BRIEF
Write down each entry again, exactly as it reads.

Collected data entries:

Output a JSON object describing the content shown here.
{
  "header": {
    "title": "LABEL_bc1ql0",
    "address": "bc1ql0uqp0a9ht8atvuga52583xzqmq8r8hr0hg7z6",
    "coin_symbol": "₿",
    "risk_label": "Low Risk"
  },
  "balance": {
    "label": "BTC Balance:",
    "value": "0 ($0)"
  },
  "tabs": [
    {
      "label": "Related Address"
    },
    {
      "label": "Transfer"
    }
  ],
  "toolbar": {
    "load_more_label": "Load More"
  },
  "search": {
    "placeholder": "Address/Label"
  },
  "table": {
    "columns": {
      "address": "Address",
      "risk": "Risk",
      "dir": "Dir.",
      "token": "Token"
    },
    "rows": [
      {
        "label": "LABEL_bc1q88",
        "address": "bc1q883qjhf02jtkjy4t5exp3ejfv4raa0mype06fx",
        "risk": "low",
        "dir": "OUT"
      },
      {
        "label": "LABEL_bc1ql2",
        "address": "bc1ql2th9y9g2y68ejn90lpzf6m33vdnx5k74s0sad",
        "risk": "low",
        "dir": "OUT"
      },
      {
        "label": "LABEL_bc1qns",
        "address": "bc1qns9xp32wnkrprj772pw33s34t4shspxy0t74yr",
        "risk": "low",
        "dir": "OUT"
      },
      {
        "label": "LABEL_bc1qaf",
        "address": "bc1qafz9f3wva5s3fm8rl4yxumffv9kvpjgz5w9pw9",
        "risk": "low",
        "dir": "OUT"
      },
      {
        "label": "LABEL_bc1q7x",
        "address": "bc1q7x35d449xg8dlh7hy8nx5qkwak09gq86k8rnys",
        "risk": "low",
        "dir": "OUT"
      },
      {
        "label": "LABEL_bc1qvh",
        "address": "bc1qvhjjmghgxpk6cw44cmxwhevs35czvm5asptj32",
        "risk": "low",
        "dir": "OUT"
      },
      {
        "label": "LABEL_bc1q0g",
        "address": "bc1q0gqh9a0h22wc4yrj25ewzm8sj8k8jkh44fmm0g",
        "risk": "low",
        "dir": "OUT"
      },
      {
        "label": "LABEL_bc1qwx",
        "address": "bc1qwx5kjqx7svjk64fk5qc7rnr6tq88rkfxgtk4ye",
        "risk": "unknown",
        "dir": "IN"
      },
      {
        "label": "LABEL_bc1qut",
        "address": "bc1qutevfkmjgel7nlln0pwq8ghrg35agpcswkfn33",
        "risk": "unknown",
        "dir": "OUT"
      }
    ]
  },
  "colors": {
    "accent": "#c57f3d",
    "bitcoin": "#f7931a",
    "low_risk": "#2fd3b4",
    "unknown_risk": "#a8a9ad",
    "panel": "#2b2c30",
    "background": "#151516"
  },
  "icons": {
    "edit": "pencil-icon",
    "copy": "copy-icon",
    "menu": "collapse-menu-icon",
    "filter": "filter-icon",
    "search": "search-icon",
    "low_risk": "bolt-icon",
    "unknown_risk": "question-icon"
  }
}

RIGHT ANSWER
Output a JSON object describing the content shown here.
{
  "header": {
    "title": "LABEL_bc1ql0",
    "address": "bc1ql0uqp0a9ht8atvuga52583xzqmq8r8hr0hg7z6",
    "coin_symbol": "₿",
    "risk_label": "Low Risk"
  },
  "balance": {
    "label": "BTC Balance:",
    "value": "0 ($0)"
  },
  "tabs": [
    {
      "label": "Related Address"
    },
    {
      "label": "Transfer"
    }
  ],
  "toolbar": {
    "load_more_label": "Load More"
  },
  "search": {
    "placeholder": "Address/Label"
  },
  "table": {
    "columns": {
      "address": "Address",
      "risk": "Risk",
      "dir": "Dir.",
      "token": "Token"
    },
    "rows": [
      {
        "label": "LABEL_bc1q88",
        "address": "bc1q883qjhf02jtkjy4t5exp3ejfv4raa0mype06fx",
        "risk": "low",
        "dir": "OUT"
      },
      {
        "label": "LABEL_bc1ql2",
        "address": "bc1ql2th9y9g2y68ejn90lpzf6m33vdnx5k74s0sad",
        "risk": "low",
        "dir": "OUT"
      },
      {
        "label": "LABEL_bc1qns",
        "address": "bc1qns9xp32wnkrprj772pw33s34t4shspxy0t74yr",
        "risk": "low",
        "dir": "OUT"
      },
      {
        "label": "LABEL_bc1qaf",
        "address": "bc1qafz9f3wva5s3fm8rl4yxumffv9kvpjgz5w9pw9",
        "risk": "low",
        "dir": "OUT"
      },
      {
        "label": "LABEL_bc1q7x",
        "address": "bc1q7x35d449xg8dlh7hy8nx5qkwak09gq86k8rnys",
        "risk": "low",
        "dir": "OUT"
      },
      {
        "label": "LABEL_bc1qvh",
        "address": "bc1qvhjjmghgxpk6cw44cmxwhevs35czvm5asptj32",
        "risk": "low",
        "dir": "OUT"
      },
      {
        "label": "LABEL_bc1q0g",
        "address": "bc1q0gqh9a0h22wc4yrj25ewzm8sj8k8jkh44fmm0g",
        "risk": "low",
        "dir": "OUT"
      },
      {
        "label": "LABEL_bc1qwx",
        "address": "bc1qwx5kjqx7svjk64fk5qc7rnr6tq88rkfxgtk4ye",
        "risk": "unknown",
        "dir": "IN"
      },
      {
        "label": "LABEL_bc1qut",
        "address": "bc1qutevfkmjgel7nlln0pwq8ghrg35agpcswkfn33",
        "risk": "unknown",
        "dir": "OUT"
      }
    ]
  },
  "colors": {
    "accent": "#c57f3d",
    "bitcoin": "#f7931a",
    "low_risk": "#2fd3b4",
    "unknown_risk": "#a8a9ad",
    "panel": "#2b2c30",
    "background": "#151516"
  },
  "icons": {
    "edit": "pencil-icon",
    "copy": "copy-icon",
    "menu": "collapse-menu-icon",
    "filter": "filter-icon",
    "search": "search-icon",
    "low_risk": "bolt-icon",
    "unknown_risk": "question-icon"
  }
}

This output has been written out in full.